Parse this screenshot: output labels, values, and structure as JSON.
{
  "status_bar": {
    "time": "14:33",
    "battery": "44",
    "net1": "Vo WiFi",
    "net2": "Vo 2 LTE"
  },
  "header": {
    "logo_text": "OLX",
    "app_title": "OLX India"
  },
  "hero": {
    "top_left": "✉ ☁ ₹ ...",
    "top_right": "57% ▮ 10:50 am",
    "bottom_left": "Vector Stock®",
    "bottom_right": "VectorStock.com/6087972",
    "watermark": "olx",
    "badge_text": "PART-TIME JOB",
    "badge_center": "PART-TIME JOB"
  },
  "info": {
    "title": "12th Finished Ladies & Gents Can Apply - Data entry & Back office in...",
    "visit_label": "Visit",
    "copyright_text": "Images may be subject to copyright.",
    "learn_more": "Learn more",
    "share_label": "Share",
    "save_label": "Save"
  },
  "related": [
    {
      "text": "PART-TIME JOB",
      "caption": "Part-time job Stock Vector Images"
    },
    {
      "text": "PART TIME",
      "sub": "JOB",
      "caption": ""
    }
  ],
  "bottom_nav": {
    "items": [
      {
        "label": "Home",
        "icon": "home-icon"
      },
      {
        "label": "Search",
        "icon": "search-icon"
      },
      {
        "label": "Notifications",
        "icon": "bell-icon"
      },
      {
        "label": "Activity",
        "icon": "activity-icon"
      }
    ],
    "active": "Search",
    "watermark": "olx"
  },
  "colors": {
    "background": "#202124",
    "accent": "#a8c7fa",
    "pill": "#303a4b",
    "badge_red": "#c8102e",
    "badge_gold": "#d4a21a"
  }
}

**DESCRIPTION OF THE TASK:** Please set down the whole listing above without altering a single line.

**RESPONSE BELOW:**
Parse this screenshot: output labels, values, and structure as JSON.
{
  "status_bar": {
    "time": "14:33",
    "battery": "44",
    "net1": "Vo WiFi",
    "net2": "Vo 2 LTE"
  },
  "header": {
    "logo_text": "OLX",
    "app_title": "OLX India"
  },
  "hero": {
    "top_left": "✉ ☁ ₹ ...",
    "top_right": "57% ▮ 10:50 am",
    "bottom_left": "Vector Stock®",
    "bottom_right": "VectorStock.com/6087972",
    "watermark": "olx",
    "badge_text": "PART-TIME JOB",
    "badge_center": "PART-TIME JOB"
  },
  "info": {
    "title": "12th Finished Ladies & Gents Can Apply - Data entry & Back office in...",
    "visit_label": "Visit",
    "copyright_text": "Images may be subject to copyright.",
    "learn_more": "Learn more",
    "share_label": "Share",
    "save_label": "Save"
  },
  "related": [
    {
      "text": "PART-TIME JOB",
      "caption": "Part-time job Stock Vector Images"
    },
    {
      "text": "PART TIME",
      "sub": "JOB",
      "caption": ""
    }
  ],
  "bottom_nav": {
    "items": [
      {
        "label": "Home",
        "icon": "home-icon"
      },
      {
        "label": "Search",
        "icon": "search-icon"
      },
      {
        "label": "Notifications",
        "icon": "bell-icon"
      },
      {
        "label": "Activity",
        "icon": "activity-icon"
      }
    ],
    "active": "Search",
    "watermark": "olx"
  },
  "colors": {
    "background": "#202124",
    "accent": "#a8c7fa",
    "pill": "#303a4b",
    "badge_red": "#c8102e",
    "badge_gold": "#d4a21a"
  }
}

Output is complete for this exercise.